Figure record extracts:
--

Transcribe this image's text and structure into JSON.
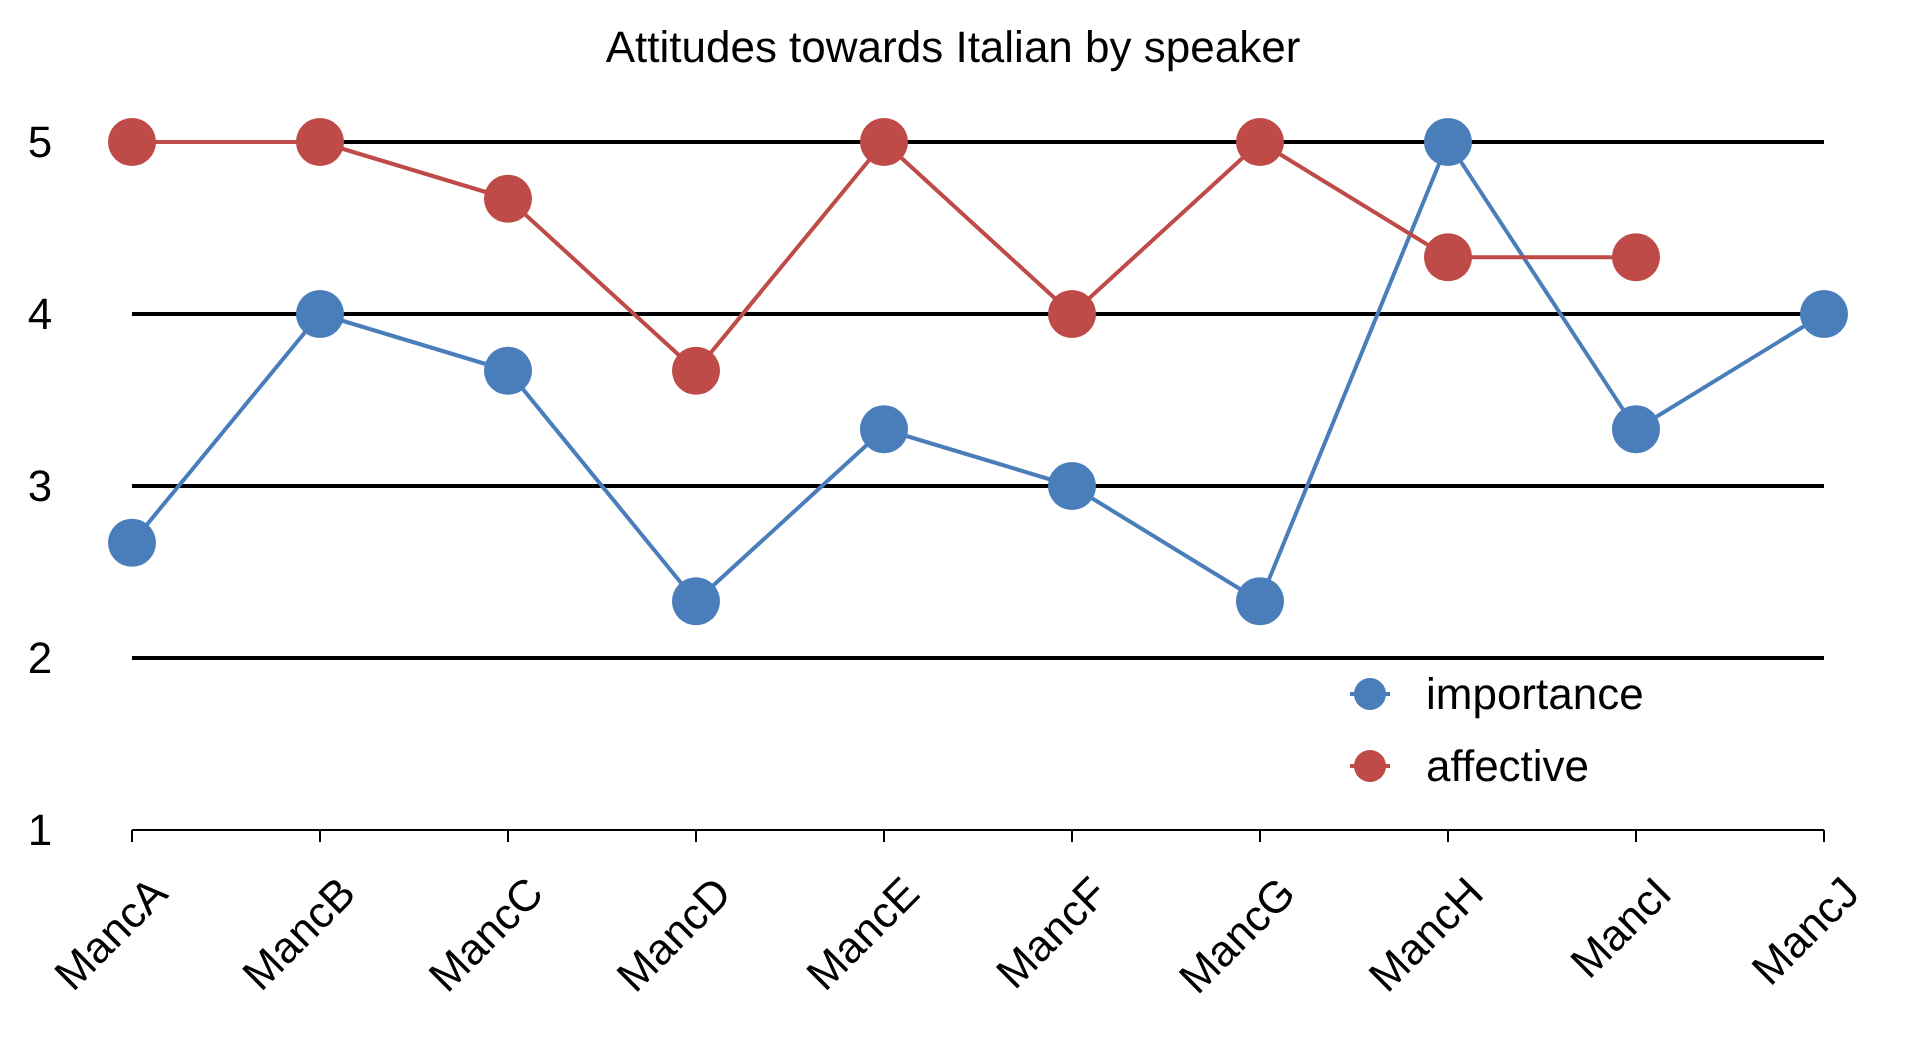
{
  "chart_data": {
    "type": "line",
    "title": "Attitudes towards Italian by speaker",
    "categories": [
      "MancA",
      "MancB",
      "MancC",
      "MancD",
      "MancE",
      "MancF",
      "MancG",
      "MancH",
      "MancI",
      "MancJ"
    ],
    "series": [
      {
        "name": "importance",
        "color": "#4a7ebb",
        "values": [
          2.67,
          4,
          3.67,
          2.33,
          3.33,
          3,
          2.33,
          5,
          3.33,
          4
        ]
      },
      {
        "name": "affective",
        "color": "#be4b48",
        "values": [
          5,
          5,
          4.67,
          3.67,
          5,
          4,
          5,
          4.33,
          4.33,
          null
        ]
      }
    ],
    "ylim": [
      1,
      5
    ],
    "yticks": [
      1,
      2,
      3,
      4,
      5
    ],
    "grid": "y",
    "legend": "bottom right",
    "marker": "circle",
    "line_style": "solid"
  }
}
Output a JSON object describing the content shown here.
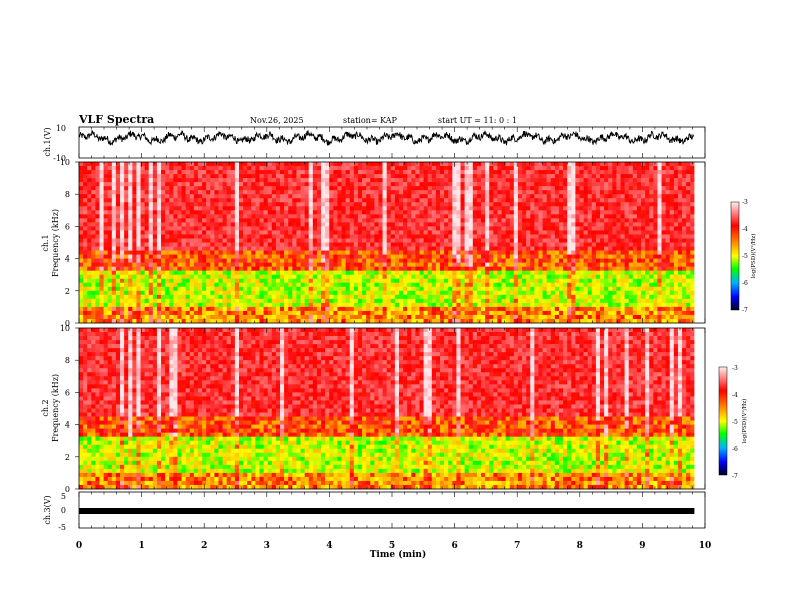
{
  "header": {
    "title": "VLF Spectra",
    "date": "Nov.26, 2025",
    "station": "station= KAP",
    "start": "start UT =  11: 0 : 1"
  },
  "chart_data": [
    {
      "type": "line",
      "name": "ch1-waveform",
      "ylabel": "ch.1(V)",
      "ylim": [
        -10,
        10
      ],
      "yticks": [
        "10",
        "-10"
      ],
      "xlim": [
        0,
        10
      ],
      "x_end_min": 9.83,
      "baseline": 3,
      "amplitude": 3.5
    },
    {
      "type": "heatmap",
      "name": "ch1-spectrogram",
      "ylabel": "ch.1",
      "ylabel2": "Frequency (kHz)",
      "ylim": [
        0,
        10
      ],
      "yticks": [
        0,
        2,
        4,
        6,
        8,
        10
      ],
      "xlim": [
        0,
        10
      ],
      "x_end_min": 9.83,
      "colorbar": {
        "label": "log(PSD)(V²/Hz)",
        "range": [
          -7,
          -3
        ],
        "ticks": [
          "-3",
          "-4",
          "-5",
          "-6",
          "-7"
        ]
      }
    },
    {
      "type": "heatmap",
      "name": "ch2-spectrogram",
      "ylabel": "ch.2",
      "ylabel2": "Frequency (kHz)",
      "ylim": [
        0,
        10
      ],
      "yticks": [
        0,
        2,
        4,
        6,
        8,
        10
      ],
      "xlim": [
        0,
        10
      ],
      "x_end_min": 9.83,
      "colorbar": {
        "label": "log(PSD)(V²/Hz)",
        "range": [
          -7,
          -3
        ],
        "ticks": [
          "-3",
          "-4",
          "-5",
          "-6",
          "-7"
        ]
      }
    },
    {
      "type": "line",
      "name": "ch3-waveform",
      "ylabel": "ch.3(V)",
      "ylim": [
        -5,
        5
      ],
      "yticks": [
        "5",
        "0",
        "-5"
      ],
      "xlim": [
        0,
        10
      ],
      "x_end_min": 9.83,
      "baseline": -1
    }
  ],
  "xaxis": {
    "label": "Time (min)",
    "ticks": [
      "0",
      "1",
      "2",
      "3",
      "4",
      "5",
      "6",
      "7",
      "8",
      "9",
      "10"
    ]
  }
}
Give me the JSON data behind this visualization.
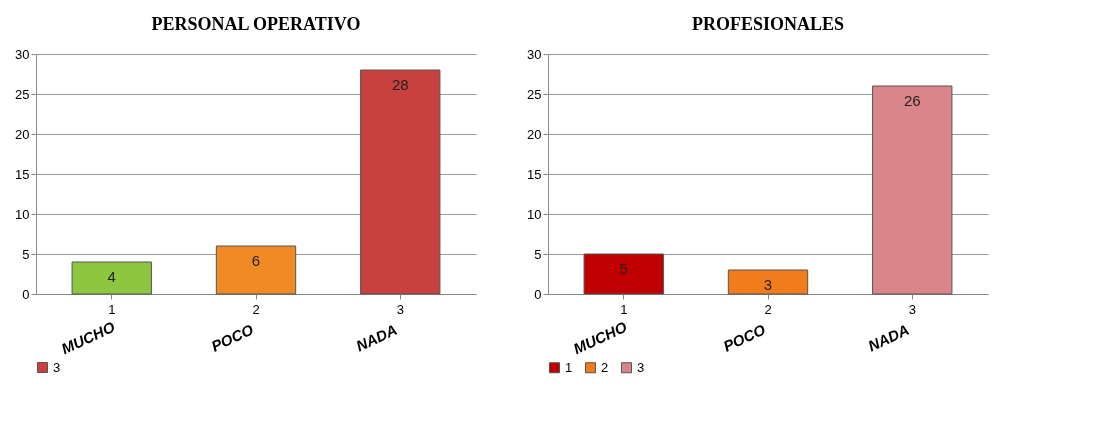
{
  "chart_data": [
    {
      "type": "bar",
      "title": "PERSONAL OPERATIVO",
      "categories": [
        "1",
        "2",
        "3"
      ],
      "series": [
        {
          "color": "#8dc63f",
          "values": [
            4,
            null,
            null
          ]
        },
        {
          "color": "#f08a24",
          "values": [
            null,
            6,
            null
          ]
        },
        {
          "name": "3",
          "color": "#c8413f",
          "values": [
            null,
            null,
            28
          ]
        }
      ],
      "ylim": [
        0,
        30
      ],
      "yticks": [
        0,
        5,
        10,
        15,
        20,
        25,
        30
      ],
      "grid": "y",
      "data_labels": true,
      "legend": "bottom",
      "annotations": [
        "MUCHO",
        "POCO",
        "NADA"
      ]
    },
    {
      "type": "bar",
      "title": "PROFESIONALES",
      "categories": [
        "1",
        "2",
        "3"
      ],
      "series": [
        {
          "name": "1",
          "color": "#c00000",
          "values": [
            5,
            null,
            null
          ]
        },
        {
          "name": "2",
          "color": "#f07d1a",
          "values": [
            null,
            3,
            null
          ]
        },
        {
          "name": "3",
          "color": "#d9858a",
          "values": [
            null,
            null,
            26
          ]
        }
      ],
      "ylim": [
        0,
        30
      ],
      "yticks": [
        0,
        5,
        10,
        15,
        20,
        25,
        30
      ],
      "grid": "y",
      "data_labels": true,
      "legend": "bottom",
      "annotations": [
        "MUCHO",
        "POCO",
        "NADA"
      ]
    }
  ]
}
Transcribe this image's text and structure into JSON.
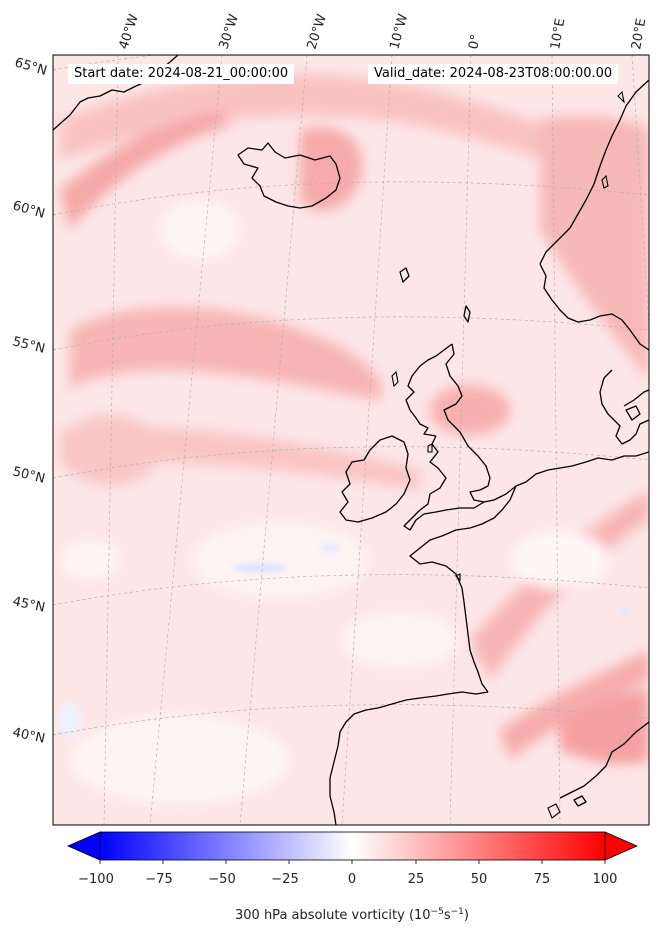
{
  "header": {
    "start_date": "Start date: 2024-08-21_00:00:00",
    "valid_date": "Valid_date: 2024-08-23T08:00:00.00"
  },
  "map": {
    "lon_labels": [
      "40°W",
      "30°W",
      "20°W",
      "10°W",
      "0°",
      "10°E",
      "20°E"
    ],
    "lat_labels": [
      "65°N",
      "60°N",
      "55°N",
      "50°N",
      "45°N",
      "40°N"
    ],
    "field": "300 hPa absolute vorticity",
    "colormap": "bwr",
    "coastline_color": "#000000",
    "gridline_color": "#aaaaaa"
  },
  "colorbar": {
    "ticks": [
      "−100",
      "−75",
      "−50",
      "−25",
      "0",
      "25",
      "50",
      "75",
      "100"
    ],
    "min": -100,
    "max": 100,
    "label_main": "300 hPa absolute vorticity (10",
    "label_exp1": "−5",
    "label_mid": "s",
    "label_exp2": "−1",
    "label_end": ")",
    "extend": "both"
  }
}
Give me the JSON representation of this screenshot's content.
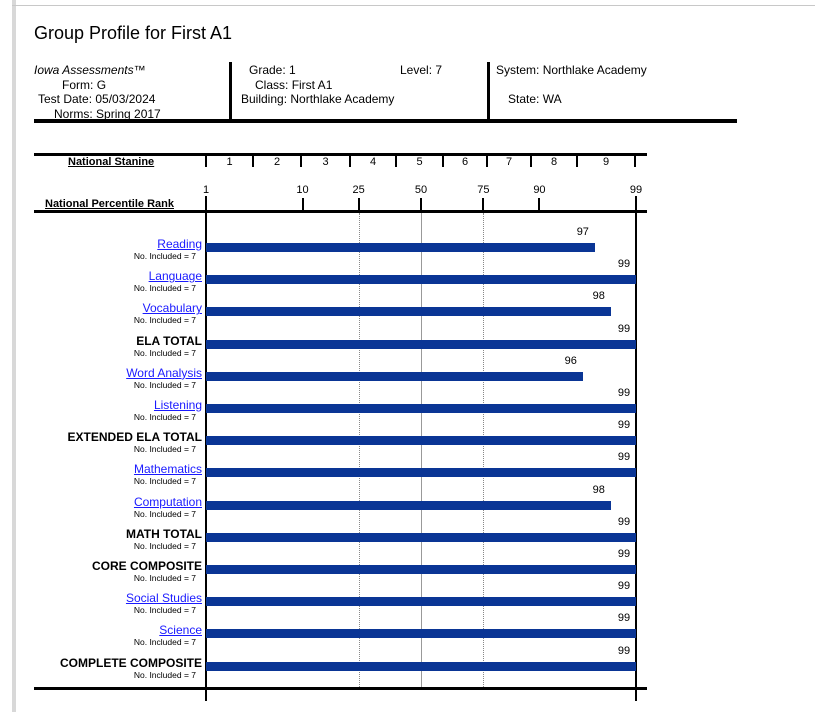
{
  "title": "Group Profile for First A1",
  "info": {
    "assessment": "Iowa Assessments™",
    "form_label": "Form:",
    "form": "G",
    "test_date_label": "Test Date:",
    "test_date": "05/03/2024",
    "norms_label": "Norms:",
    "norms": "Spring 2017",
    "grade_label": "Grade:",
    "grade": "1",
    "level_label": "Level:",
    "level": "7",
    "class_label": "Class:",
    "class": "First A1",
    "building_label": "Building:",
    "building": "Northlake Academy",
    "system_label": "System:",
    "system": "Northlake Academy",
    "state_label": "State:",
    "state": "WA"
  },
  "chart_data": {
    "type": "bar",
    "orientation": "horizontal",
    "stanine_label": "National Stanine",
    "stanines": [
      "1",
      "2",
      "3",
      "4",
      "5",
      "6",
      "7",
      "8",
      "9"
    ],
    "xlabel": "National Percentile Rank",
    "xticks": [
      1,
      10,
      25,
      50,
      75,
      90,
      99
    ],
    "xlim": [
      1,
      99
    ],
    "scale": "normal-curve",
    "gridlines": [
      25,
      50,
      75
    ],
    "bar_color": "#0a3595",
    "link_color": "#1a1aff",
    "rows": [
      {
        "label": "Reading",
        "link": true,
        "included": "No. Included = 7",
        "value": 97
      },
      {
        "label": "Language",
        "link": true,
        "included": "No. Included = 7",
        "value": 99
      },
      {
        "label": "Vocabulary",
        "link": true,
        "included": "No. Included = 7",
        "value": 98
      },
      {
        "label": "ELA TOTAL",
        "link": false,
        "included": "No. Included = 7",
        "value": 99
      },
      {
        "label": "Word Analysis",
        "link": true,
        "included": "No. Included = 7",
        "value": 96
      },
      {
        "label": "Listening",
        "link": true,
        "included": "No. Included = 7",
        "value": 99
      },
      {
        "label": "EXTENDED ELA TOTAL",
        "link": false,
        "included": "No. Included = 7",
        "value": 99
      },
      {
        "label": "Mathematics",
        "link": true,
        "included": "No. Included = 7",
        "value": 99
      },
      {
        "label": "Computation",
        "link": true,
        "included": "No. Included = 7",
        "value": 98
      },
      {
        "label": "MATH TOTAL",
        "link": false,
        "included": "No. Included = 7",
        "value": 99
      },
      {
        "label": "CORE COMPOSITE",
        "link": false,
        "included": "No. Included = 7",
        "value": 99
      },
      {
        "label": "Social Studies",
        "link": true,
        "included": "No. Included = 7",
        "value": 99
      },
      {
        "label": "Science",
        "link": true,
        "included": "No. Included = 7",
        "value": 99
      },
      {
        "label": "COMPLETE COMPOSITE",
        "link": false,
        "included": "No. Included = 7",
        "value": 99
      }
    ]
  }
}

--

Pick out the lines containing the word "First" and show them.

  "title": "Group Profile for First A1",
    "class": "First A1",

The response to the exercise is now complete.